**Requirements**
Output all the material that follows, exactly as given.

**Recorded data**
- - - - - - -

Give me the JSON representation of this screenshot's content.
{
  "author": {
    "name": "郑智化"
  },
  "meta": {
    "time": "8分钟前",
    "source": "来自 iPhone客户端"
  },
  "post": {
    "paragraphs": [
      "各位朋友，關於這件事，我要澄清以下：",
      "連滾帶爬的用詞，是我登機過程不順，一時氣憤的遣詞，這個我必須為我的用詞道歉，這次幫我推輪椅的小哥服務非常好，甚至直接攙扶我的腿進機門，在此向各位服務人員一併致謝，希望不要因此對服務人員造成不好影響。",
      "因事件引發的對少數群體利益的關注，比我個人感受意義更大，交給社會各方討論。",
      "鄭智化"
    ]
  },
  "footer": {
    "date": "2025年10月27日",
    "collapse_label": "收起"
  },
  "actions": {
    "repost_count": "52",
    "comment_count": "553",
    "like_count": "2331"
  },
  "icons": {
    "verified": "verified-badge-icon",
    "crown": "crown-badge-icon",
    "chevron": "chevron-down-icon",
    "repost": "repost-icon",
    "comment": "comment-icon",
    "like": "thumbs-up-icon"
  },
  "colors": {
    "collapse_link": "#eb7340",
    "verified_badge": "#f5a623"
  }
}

- - - - - - -

**Full solution**
Give me the JSON representation of this screenshot's content.
{
  "author": {
    "name": "郑智化"
  },
  "meta": {
    "time": "8分钟前",
    "source": "来自 iPhone客户端"
  },
  "post": {
    "paragraphs": [
      "各位朋友，關於這件事，我要澄清以下：",
      "連滾帶爬的用詞，是我登機過程不順，一時氣憤的遣詞，這個我必須為我的用詞道歉，這次幫我推輪椅的小哥服務非常好，甚至直接攙扶我的腿進機門，在此向各位服務人員一併致謝，希望不要因此對服務人員造成不好影響。",
      "因事件引發的對少數群體利益的關注，比我個人感受意義更大，交給社會各方討論。",
      "鄭智化"
    ]
  },
  "footer": {
    "date": "2025年10月27日",
    "collapse_label": "收起"
  },
  "actions": {
    "repost_count": "52",
    "comment_count": "553",
    "like_count": "2331"
  },
  "icons": {
    "verified": "verified-badge-icon",
    "crown": "crown-badge-icon",
    "chevron": "chevron-down-icon",
    "repost": "repost-icon",
    "comment": "comment-icon",
    "like": "thumbs-up-icon"
  },
  "colors": {
    "collapse_link": "#eb7340",
    "verified_badge": "#f5a623"
  }
}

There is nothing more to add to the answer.